## What this task involves
Which lines include the word "xlabel"? Copy each of them.

++++ Material for this exercise

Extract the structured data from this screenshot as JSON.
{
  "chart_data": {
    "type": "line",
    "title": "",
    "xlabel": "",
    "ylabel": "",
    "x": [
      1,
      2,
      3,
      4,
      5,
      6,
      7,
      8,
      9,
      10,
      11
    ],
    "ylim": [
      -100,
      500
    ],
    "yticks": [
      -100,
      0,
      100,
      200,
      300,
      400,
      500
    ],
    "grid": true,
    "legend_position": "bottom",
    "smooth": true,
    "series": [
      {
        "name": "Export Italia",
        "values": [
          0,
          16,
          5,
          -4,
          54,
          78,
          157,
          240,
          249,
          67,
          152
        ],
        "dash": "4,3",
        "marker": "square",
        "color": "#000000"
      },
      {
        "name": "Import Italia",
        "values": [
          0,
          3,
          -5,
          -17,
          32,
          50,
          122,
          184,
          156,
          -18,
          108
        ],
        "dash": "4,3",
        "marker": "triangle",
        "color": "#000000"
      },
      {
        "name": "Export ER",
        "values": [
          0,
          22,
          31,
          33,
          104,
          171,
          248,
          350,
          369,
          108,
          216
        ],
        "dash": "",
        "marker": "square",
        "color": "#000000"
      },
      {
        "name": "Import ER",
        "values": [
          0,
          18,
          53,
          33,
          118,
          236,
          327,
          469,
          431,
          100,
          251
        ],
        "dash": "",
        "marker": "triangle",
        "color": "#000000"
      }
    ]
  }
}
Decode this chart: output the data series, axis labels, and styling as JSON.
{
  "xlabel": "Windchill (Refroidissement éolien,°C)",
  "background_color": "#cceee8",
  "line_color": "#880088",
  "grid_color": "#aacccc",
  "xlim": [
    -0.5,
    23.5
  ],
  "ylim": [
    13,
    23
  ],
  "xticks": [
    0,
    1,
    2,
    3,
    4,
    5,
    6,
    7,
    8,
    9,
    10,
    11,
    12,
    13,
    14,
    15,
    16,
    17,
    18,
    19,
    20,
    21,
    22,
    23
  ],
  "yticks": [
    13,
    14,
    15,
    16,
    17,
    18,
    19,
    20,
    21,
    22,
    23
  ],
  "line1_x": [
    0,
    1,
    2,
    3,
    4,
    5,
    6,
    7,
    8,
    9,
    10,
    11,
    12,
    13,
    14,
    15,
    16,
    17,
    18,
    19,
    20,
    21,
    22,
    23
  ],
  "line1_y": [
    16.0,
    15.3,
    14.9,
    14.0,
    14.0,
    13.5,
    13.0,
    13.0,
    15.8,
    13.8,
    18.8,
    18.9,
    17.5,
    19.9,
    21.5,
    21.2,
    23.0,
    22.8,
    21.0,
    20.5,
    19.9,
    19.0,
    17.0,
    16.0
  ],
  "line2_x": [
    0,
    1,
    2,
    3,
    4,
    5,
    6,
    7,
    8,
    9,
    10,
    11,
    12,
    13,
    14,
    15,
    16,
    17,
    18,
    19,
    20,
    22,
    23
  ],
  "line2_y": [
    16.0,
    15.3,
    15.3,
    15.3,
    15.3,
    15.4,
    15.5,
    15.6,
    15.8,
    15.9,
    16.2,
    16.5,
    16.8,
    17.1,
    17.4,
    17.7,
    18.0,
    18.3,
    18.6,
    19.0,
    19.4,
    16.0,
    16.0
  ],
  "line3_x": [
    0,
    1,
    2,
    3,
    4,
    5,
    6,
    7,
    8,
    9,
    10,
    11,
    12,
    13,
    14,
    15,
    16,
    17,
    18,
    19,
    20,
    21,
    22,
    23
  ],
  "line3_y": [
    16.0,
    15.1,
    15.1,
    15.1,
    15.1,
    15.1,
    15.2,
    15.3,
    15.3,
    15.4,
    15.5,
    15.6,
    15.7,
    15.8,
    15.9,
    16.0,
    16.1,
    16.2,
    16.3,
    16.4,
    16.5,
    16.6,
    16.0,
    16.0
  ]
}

++++++++

## Solution to this task
    "xlabel": "",
  "xlabel": "Windchill (Refroidissement éolien,°C)",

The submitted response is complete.